---- Supplied records

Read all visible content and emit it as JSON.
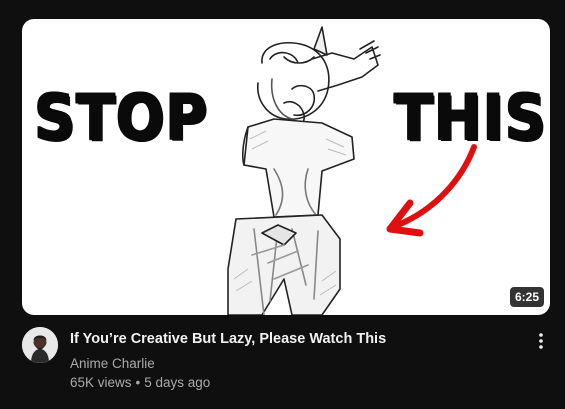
{
  "video": {
    "thumbnail_text_left": "STOP",
    "thumbnail_text_right": "THIS",
    "duration": "6:25",
    "title": "If You’re Creative But Lazy, Please Watch This",
    "channel": "Anime Charlie",
    "views": "65K views",
    "separator": "•",
    "age": "5 days ago"
  },
  "icons": {
    "menu": "more-vert-icon",
    "arrow": "red-arrow"
  },
  "colors": {
    "background": "#0f0f0f",
    "title": "#f1f1f1",
    "secondary_text": "#aaaaaa",
    "arrow": "#e01010"
  }
}
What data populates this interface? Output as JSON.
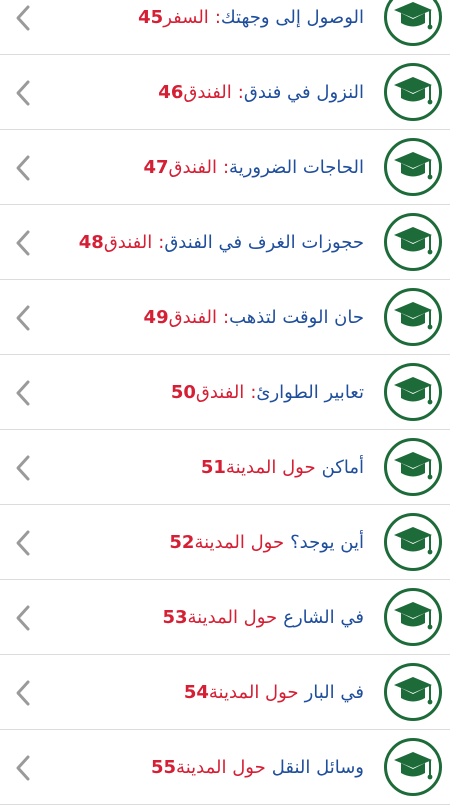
{
  "colors": {
    "number": "#d51f34",
    "category": "#d51f34",
    "topic": "#1f4e9c",
    "icon": "#1e6b3a",
    "chevron": "#9a9a9a"
  },
  "icons": {
    "badge": "graduation-cap-icon",
    "chevron": "chevron-left-icon"
  },
  "lessons": [
    {
      "num": "45",
      "cat": "السفر",
      "sep": ":",
      "topic": "الوصول إلى وجهتك"
    },
    {
      "num": "46",
      "cat": "الفندق",
      "sep": ":",
      "topic": "النزول في فندق"
    },
    {
      "num": "47",
      "cat": "الفندق",
      "sep": ":",
      "topic": "الحاجات الضرورية"
    },
    {
      "num": "48",
      "cat": "الفندق",
      "sep": ":",
      "topic": "حجوزات الغرف في الفندق"
    },
    {
      "num": "49",
      "cat": "الفندق",
      "sep": ":",
      "topic": "حان الوقت لتذهب"
    },
    {
      "num": "50",
      "cat": "الفندق",
      "sep": ":",
      "topic": "تعابير الطوارئ"
    },
    {
      "num": "51",
      "cat": "حول المدينة",
      "sep": "",
      "topic": "أماكن"
    },
    {
      "num": "52",
      "cat": "حول المدينة",
      "sep": "",
      "topic": "أين يوجد؟"
    },
    {
      "num": "53",
      "cat": "حول المدينة",
      "sep": "",
      "topic": "في الشارع"
    },
    {
      "num": "54",
      "cat": "حول المدينة",
      "sep": "",
      "topic": "في البار"
    },
    {
      "num": "55",
      "cat": "حول المدينة",
      "sep": "",
      "topic": "وسائل النقل"
    }
  ]
}
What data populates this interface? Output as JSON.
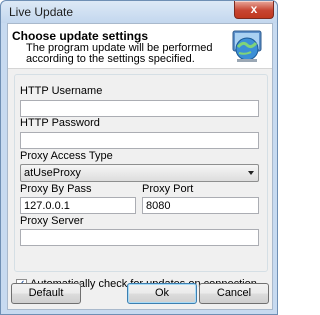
{
  "window": {
    "title": "Live Update",
    "close_glyph": "x"
  },
  "header": {
    "title": "Choose update settings",
    "description": "The program update will be performed according to the settings specified.",
    "icon": "globe-update-icon"
  },
  "form": {
    "http_username": {
      "label": "HTTP Username",
      "value": ""
    },
    "http_password": {
      "label": "HTTP Password",
      "value": ""
    },
    "proxy_access_type": {
      "label": "Proxy Access Type",
      "value": "atUseProxy"
    },
    "proxy_bypass": {
      "label": "Proxy By Pass",
      "value": "127.0.0.1"
    },
    "proxy_port": {
      "label": "Proxy Port",
      "value": "8080"
    },
    "proxy_server": {
      "label": "Proxy Server",
      "value": ""
    }
  },
  "auto_check": {
    "label": "Automatically check for updates on connection",
    "checked": true
  },
  "buttons": {
    "default_label": "Default",
    "ok_label": "Ok",
    "cancel_label": "Cancel"
  }
}
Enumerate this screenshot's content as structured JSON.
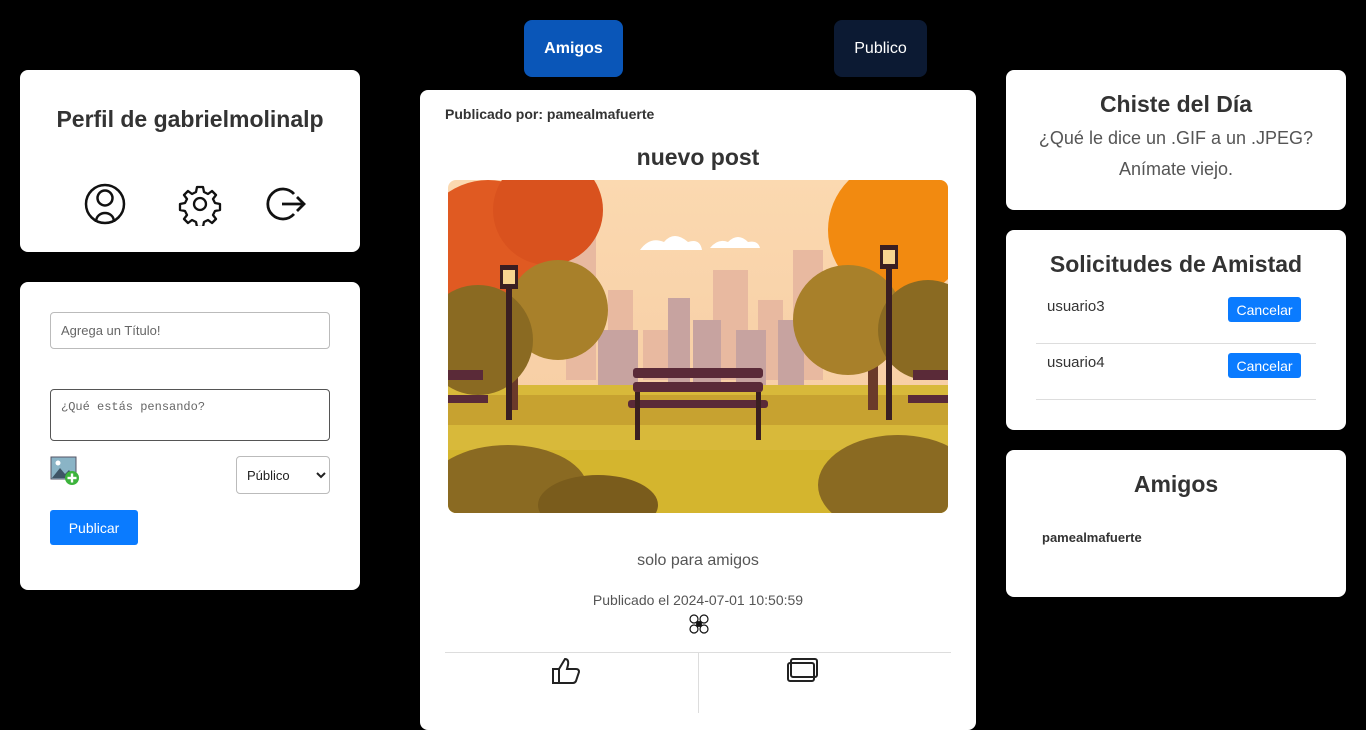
{
  "nav": {
    "amigos_label": "Amigos",
    "publico_label": "Publico"
  },
  "profile": {
    "title": "Perfil de gabrielmolinalp",
    "icons": [
      "user-icon",
      "gear-icon",
      "logout-icon"
    ]
  },
  "compose": {
    "title_placeholder": "Agrega un Título!",
    "body_placeholder": "¿Qué estás pensando?",
    "visibility_selected": "Público",
    "publish_label": "Publicar"
  },
  "post": {
    "author_label": "Publicado por: pamealmafuerte",
    "title": "nuevo post",
    "text": "solo para amigos",
    "date_label": "Publicado el 2024-07-01 10:50:59",
    "image_icon": "autumn-park-illustration"
  },
  "joke": {
    "title": "Chiste del Día",
    "line1": "¿Qué le dice un .GIF a un .JPEG?",
    "line2": "Anímate viejo."
  },
  "requests": {
    "title": "Solicitudes de Amistad",
    "items": [
      {
        "user": "usuario3",
        "action": "Cancelar"
      },
      {
        "user": "usuario4",
        "action": "Cancelar"
      }
    ]
  },
  "friends": {
    "title": "Amigos",
    "items": [
      "pamealmafuerte"
    ]
  },
  "colors": {
    "primary": "#0a7bff",
    "amigos_btn": "#0a56b8",
    "publico_btn": "#0c1a33"
  }
}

--------

Count the lines in which the string "pamealmafuerte" appears, then report only that figure.

2